• Problem to work on
Answer with a number only: how many lines of the data contain "this"?

• Entries supplied
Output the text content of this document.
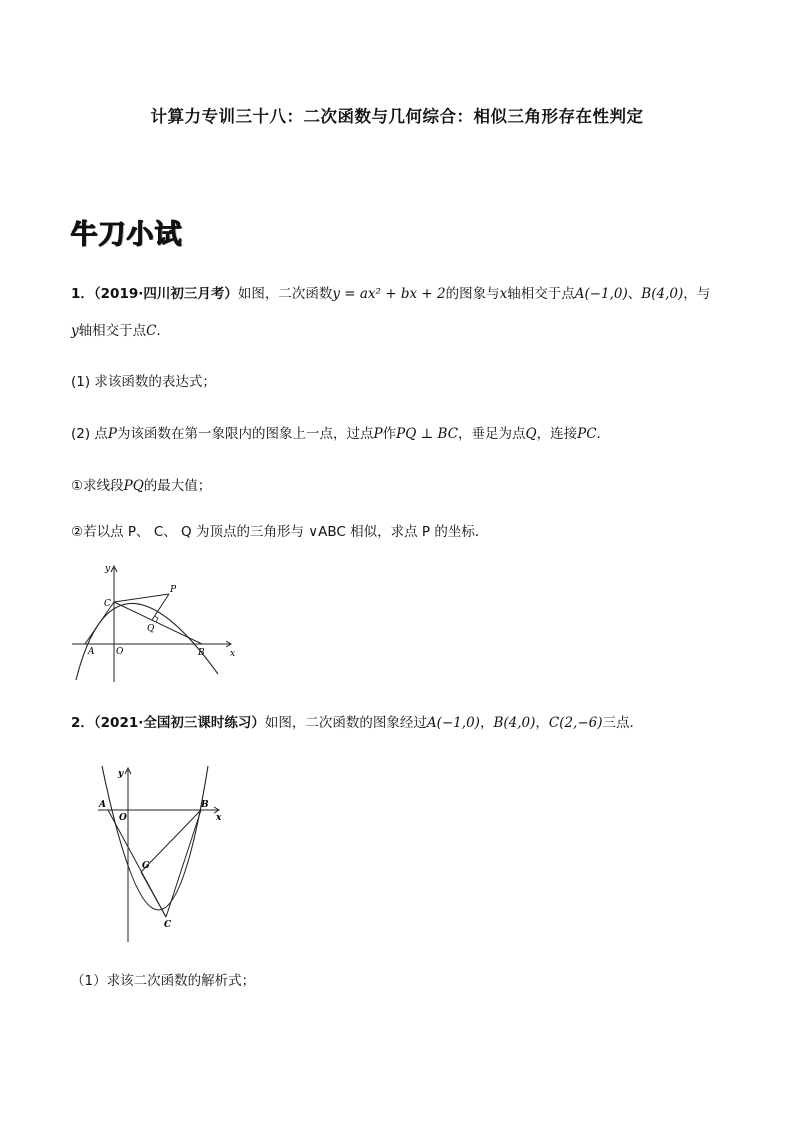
计算力专训三十八：二次函数与几何综合：相似三角形存在性判定
牛刀小试
1．（2019·四川初三月考）如图，二次函数y = ax² + bx + 2的图象与x轴相交于点A(−1,0)、B(4,0)，与
y轴相交于点C．
(1) 求该函数的表达式；
(2) 点P为该函数在第一象限内的图象上一点，过点P作PQ ⊥ BC，垂足为点Q，连接PC．
①求线段PQ的最大值；
②若以点 P、 C、 Q 为顶点的三角形与 ∨ABC 相似，求点 P 的坐标．
y
x
A O	B
C
P
Q
2．（2021·全国初三课时练习）如图，二次函数的图象经过A(−1,0)，B(4,0)，C(2,−6)三点．
y
x
A
O
B
G
C
（1）求该二次函数的解析式；
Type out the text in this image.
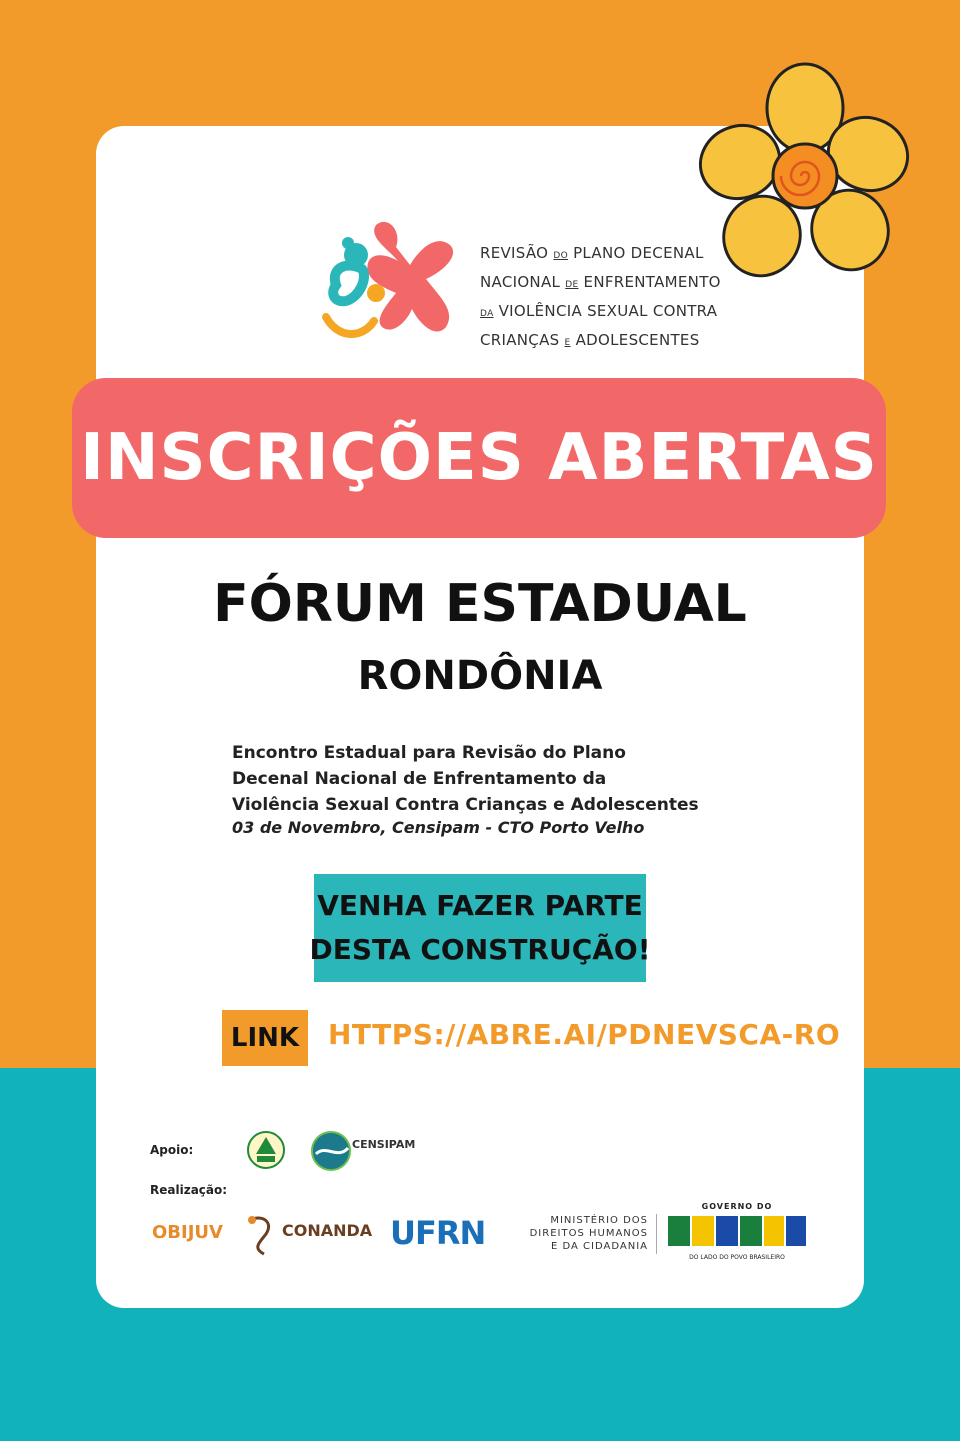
REVISÃO DO PLANO DECENAL
NACIONAL DE ENFRENTAMENTO
DA VIOLÊNCIA SEXUAL CONTRA
CRIANÇAS E ADOLESCENTES
INSCRIÇÕES ABERTAS
FÓRUM ESTADUAL
RONDÔNIA
Encontro Estadual para Revisão do Plano
Decenal Nacional de Enfrentamento da
Violência Sexual Contra Crianças e Adolescentes
03 de Novembro, Censipam - CTO Porto Velho
VENHA FAZER PARTE
DESTA CONSTRUÇÃO!
LINK HTTPS://ABRE.AI/PDNEVSCA-RO
Apoio:
Realização:
CENSIPAM
OBIJUV	CONANDA UFRN	MINISTÉRIO DOS
DIREITOS HUMANOS
E DA CIDADANIA
GOVERNO DO
DO LADO DO POVO BRASILEIRO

• The result
2